Exercise instructions :: Of all the lines in the records, how many hold the word "ligula"? Answer with the number only.

Provided data ::
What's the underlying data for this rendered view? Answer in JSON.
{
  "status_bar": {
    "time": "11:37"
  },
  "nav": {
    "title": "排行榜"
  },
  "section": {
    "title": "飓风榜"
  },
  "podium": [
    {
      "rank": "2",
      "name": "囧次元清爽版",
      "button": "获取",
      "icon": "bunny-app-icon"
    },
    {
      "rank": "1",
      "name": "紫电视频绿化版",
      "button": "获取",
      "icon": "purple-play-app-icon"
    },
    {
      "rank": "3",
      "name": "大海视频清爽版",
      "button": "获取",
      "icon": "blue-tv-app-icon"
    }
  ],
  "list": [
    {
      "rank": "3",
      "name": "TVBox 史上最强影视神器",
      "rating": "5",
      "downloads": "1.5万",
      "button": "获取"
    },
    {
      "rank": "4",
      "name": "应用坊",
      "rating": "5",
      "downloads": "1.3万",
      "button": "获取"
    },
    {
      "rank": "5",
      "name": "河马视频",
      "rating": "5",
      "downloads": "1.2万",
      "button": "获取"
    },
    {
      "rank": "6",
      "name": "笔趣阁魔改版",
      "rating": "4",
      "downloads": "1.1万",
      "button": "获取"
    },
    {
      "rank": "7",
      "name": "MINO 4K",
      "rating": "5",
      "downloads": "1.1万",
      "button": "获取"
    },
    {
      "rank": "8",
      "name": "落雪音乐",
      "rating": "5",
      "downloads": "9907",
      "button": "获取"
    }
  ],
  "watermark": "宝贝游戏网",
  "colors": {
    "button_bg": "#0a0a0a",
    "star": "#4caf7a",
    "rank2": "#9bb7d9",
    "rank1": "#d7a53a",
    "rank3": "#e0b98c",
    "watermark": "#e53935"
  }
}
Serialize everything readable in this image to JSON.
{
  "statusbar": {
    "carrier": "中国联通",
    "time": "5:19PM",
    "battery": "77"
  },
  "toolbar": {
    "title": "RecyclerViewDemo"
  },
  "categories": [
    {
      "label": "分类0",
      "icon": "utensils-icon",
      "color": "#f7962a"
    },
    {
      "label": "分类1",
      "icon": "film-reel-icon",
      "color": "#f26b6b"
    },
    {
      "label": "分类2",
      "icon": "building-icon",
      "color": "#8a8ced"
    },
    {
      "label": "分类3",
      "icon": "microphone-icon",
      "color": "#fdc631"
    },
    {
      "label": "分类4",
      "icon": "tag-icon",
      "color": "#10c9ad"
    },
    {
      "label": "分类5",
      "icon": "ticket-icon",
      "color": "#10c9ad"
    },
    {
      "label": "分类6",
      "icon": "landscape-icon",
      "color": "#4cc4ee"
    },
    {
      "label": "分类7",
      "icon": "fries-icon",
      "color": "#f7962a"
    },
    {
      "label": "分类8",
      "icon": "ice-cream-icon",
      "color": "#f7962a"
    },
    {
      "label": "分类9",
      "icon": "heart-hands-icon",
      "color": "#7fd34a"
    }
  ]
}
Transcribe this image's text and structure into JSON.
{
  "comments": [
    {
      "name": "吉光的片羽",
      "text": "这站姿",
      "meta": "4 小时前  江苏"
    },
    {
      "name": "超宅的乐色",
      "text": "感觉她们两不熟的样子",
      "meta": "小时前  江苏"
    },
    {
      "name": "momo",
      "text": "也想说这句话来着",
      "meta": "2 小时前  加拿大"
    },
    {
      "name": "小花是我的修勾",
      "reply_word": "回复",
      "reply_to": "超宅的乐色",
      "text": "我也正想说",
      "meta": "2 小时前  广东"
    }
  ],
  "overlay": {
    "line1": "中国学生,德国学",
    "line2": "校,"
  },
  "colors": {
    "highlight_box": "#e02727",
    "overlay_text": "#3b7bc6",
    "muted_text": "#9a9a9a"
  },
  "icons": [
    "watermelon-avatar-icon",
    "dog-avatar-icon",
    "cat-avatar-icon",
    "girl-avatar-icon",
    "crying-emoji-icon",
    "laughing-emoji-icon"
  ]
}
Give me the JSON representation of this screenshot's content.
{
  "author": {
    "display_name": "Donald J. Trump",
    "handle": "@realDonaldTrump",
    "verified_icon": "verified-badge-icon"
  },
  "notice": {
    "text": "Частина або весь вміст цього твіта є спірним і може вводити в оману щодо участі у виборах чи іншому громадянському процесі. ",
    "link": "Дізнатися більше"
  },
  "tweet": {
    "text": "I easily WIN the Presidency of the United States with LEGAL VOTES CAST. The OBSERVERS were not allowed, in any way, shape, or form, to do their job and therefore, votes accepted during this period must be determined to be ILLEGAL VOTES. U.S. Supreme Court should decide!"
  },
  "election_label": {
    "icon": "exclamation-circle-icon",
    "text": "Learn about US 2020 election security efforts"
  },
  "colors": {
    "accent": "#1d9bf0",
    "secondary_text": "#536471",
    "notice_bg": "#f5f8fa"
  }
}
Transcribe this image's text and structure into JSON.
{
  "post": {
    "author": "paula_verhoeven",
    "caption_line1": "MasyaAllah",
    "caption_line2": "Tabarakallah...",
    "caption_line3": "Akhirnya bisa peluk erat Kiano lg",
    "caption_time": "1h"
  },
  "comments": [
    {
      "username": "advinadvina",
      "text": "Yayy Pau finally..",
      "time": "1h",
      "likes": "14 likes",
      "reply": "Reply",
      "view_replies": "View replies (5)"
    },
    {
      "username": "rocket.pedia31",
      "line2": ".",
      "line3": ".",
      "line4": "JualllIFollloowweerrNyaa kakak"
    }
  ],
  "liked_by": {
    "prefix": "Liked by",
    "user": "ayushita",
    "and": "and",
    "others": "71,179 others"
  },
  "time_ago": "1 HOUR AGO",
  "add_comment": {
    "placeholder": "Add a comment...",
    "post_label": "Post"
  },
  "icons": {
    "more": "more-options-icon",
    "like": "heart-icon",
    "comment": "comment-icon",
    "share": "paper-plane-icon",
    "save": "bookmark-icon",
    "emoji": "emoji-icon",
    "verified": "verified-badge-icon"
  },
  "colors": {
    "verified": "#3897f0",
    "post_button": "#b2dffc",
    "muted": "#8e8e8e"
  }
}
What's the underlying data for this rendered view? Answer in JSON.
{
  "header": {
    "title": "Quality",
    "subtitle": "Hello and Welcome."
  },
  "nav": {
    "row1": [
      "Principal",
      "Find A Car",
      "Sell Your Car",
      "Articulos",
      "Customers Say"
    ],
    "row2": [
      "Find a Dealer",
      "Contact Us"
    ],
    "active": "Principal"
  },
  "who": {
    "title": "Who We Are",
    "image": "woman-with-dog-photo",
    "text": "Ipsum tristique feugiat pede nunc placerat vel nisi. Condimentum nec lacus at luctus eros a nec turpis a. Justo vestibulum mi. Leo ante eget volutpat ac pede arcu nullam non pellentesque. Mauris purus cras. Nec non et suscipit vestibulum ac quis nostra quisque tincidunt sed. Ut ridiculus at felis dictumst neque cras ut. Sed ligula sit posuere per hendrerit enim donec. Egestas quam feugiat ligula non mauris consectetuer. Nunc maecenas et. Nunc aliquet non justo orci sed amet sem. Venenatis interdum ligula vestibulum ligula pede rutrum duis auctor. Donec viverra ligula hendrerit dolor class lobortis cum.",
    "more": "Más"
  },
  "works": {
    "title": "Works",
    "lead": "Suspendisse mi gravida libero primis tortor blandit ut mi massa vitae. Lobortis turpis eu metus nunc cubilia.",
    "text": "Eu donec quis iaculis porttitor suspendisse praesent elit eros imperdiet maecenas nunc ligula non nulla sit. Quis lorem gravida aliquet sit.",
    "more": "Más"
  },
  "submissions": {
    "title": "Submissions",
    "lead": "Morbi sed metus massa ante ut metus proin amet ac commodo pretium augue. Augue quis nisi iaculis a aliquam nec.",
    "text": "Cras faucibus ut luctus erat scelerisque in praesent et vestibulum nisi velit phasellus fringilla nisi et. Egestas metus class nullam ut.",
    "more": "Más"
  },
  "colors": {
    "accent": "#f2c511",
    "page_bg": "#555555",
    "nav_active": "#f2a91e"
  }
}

Result of this exercise :: 2